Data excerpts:
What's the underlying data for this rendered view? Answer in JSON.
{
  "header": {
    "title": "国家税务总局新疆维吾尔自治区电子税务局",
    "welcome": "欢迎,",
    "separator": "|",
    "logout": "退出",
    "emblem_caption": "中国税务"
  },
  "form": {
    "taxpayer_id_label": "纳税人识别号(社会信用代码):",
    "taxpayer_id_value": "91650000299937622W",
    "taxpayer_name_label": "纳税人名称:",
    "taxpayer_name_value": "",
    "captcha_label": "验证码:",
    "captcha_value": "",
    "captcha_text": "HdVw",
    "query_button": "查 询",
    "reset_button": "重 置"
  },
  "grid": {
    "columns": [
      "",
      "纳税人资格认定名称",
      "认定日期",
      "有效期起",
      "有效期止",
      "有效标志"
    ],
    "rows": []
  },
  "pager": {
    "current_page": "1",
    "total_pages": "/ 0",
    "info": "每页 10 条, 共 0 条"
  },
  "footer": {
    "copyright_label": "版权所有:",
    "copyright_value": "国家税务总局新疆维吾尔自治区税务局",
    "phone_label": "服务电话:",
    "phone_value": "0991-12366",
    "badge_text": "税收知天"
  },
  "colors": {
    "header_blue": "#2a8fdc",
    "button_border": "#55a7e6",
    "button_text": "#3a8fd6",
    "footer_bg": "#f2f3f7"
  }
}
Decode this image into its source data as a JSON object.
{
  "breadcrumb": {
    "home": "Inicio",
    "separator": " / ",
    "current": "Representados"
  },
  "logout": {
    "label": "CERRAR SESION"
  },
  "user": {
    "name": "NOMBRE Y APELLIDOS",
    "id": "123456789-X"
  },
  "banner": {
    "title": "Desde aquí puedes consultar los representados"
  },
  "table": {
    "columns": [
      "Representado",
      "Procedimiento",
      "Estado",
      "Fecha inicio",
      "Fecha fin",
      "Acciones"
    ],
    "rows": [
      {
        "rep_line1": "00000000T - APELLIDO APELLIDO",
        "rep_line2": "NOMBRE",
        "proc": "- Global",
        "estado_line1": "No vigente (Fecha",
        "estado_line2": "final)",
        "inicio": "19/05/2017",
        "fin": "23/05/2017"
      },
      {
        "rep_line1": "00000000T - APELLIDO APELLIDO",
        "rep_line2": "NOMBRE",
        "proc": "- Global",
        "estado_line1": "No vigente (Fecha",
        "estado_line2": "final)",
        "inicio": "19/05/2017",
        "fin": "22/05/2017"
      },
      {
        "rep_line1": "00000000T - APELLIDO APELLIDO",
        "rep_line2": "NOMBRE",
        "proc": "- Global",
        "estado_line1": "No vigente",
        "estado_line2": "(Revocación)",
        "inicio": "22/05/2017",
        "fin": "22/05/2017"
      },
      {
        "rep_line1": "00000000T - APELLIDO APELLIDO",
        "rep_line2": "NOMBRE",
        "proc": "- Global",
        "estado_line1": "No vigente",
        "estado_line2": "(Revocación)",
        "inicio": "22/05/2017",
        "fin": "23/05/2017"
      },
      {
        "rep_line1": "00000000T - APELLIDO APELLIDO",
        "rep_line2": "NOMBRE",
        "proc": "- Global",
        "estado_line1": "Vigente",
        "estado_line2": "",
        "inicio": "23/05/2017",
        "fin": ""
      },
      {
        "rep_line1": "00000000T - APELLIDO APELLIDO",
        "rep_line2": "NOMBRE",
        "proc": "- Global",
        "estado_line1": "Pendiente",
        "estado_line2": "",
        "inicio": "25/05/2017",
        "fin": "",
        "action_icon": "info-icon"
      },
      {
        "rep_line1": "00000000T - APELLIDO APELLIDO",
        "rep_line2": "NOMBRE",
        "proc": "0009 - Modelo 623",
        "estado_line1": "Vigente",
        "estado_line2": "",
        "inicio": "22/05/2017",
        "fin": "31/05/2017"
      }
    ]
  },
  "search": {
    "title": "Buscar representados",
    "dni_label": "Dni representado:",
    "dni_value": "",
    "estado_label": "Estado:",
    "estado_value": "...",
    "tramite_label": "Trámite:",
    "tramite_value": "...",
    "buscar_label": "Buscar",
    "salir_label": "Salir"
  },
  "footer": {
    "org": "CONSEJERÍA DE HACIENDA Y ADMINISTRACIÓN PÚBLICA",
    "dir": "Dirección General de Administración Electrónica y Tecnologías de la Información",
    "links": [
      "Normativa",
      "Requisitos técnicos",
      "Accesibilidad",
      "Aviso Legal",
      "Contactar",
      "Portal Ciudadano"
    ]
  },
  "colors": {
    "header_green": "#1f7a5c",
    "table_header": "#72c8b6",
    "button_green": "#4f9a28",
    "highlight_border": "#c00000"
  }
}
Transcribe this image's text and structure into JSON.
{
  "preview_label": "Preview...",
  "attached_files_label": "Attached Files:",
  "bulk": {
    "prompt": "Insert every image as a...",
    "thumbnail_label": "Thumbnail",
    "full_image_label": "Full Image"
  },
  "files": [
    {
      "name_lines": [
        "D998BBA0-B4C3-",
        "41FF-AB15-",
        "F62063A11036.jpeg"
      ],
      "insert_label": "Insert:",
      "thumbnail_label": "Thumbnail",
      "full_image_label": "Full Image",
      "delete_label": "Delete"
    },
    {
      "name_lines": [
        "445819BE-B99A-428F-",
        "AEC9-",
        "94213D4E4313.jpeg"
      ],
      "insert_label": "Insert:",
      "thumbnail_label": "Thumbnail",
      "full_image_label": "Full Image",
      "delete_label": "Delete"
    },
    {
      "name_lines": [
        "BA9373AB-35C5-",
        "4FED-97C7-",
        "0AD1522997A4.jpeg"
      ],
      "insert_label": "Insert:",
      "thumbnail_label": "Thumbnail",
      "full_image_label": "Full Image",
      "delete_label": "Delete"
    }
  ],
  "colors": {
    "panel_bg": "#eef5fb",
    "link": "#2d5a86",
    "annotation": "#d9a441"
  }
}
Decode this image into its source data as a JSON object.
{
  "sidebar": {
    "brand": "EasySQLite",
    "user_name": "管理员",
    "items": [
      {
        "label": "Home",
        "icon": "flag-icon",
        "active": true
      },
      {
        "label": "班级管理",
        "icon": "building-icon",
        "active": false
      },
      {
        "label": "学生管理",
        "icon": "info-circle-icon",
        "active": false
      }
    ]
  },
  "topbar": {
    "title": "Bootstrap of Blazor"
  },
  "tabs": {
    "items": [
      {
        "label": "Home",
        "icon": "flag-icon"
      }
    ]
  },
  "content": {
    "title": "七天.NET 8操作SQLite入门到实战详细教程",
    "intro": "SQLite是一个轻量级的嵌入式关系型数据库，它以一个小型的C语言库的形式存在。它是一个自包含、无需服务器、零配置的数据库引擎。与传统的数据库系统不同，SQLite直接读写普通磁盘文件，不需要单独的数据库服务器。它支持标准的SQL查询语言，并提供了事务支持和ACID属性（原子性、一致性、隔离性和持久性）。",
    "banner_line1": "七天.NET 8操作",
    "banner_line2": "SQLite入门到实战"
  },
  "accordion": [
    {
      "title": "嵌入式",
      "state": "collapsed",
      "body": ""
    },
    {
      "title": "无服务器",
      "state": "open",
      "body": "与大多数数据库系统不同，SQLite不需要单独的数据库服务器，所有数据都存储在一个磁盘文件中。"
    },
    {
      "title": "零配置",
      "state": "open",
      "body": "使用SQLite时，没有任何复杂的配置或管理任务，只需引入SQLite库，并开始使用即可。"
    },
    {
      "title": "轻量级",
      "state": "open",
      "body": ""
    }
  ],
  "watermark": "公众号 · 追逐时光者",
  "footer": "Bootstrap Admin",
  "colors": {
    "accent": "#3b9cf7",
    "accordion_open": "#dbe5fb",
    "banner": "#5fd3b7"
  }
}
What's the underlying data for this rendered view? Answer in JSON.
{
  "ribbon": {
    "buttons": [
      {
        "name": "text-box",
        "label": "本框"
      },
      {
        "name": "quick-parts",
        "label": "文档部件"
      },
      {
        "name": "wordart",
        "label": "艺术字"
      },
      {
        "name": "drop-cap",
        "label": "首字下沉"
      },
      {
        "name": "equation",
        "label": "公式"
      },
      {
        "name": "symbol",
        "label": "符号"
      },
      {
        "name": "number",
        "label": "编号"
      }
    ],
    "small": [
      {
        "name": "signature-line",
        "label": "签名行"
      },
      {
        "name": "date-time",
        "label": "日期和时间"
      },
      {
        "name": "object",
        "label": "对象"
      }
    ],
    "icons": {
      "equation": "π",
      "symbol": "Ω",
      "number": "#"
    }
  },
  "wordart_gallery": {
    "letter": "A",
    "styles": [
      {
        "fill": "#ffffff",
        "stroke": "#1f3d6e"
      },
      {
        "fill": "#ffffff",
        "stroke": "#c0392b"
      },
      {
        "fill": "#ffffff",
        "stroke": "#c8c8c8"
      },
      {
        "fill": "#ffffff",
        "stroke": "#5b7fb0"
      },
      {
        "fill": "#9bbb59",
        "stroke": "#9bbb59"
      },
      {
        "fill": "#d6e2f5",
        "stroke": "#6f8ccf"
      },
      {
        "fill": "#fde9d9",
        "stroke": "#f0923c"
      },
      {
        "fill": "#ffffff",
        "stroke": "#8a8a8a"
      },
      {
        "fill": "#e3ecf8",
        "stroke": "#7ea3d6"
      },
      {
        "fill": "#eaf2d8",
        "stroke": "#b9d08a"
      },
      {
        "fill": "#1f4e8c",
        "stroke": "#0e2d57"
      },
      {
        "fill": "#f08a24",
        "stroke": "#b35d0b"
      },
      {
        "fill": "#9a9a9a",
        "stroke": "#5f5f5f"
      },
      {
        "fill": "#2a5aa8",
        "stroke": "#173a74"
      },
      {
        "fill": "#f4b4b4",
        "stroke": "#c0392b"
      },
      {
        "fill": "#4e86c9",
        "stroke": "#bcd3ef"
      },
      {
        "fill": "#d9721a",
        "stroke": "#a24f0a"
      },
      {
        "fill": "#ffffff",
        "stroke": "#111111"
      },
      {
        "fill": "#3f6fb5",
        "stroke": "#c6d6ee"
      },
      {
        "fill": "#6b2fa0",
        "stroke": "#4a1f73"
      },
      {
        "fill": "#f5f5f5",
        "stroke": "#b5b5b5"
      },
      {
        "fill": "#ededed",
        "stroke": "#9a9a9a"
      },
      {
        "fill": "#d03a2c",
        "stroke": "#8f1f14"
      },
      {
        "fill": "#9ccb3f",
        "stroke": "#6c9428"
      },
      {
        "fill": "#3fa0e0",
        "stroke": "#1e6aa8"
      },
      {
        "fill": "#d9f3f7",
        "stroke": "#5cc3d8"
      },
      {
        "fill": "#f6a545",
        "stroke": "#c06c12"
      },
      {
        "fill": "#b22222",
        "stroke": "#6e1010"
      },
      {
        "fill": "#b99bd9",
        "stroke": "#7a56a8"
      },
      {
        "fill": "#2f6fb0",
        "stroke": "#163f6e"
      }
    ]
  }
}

Aim:
From the listing above, copy every line that includes the word "body".

Response:
      "body": ""
      "body": "与大多数数据库系统不同，SQLite不需要单独的数据库服务器，所有数据都存储在一个磁盘文件中。"
      "body": "使用SQLite时，没有任何复杂的配置或管理任务，只需引入SQLite库，并开始使用即可。"
      "body": ""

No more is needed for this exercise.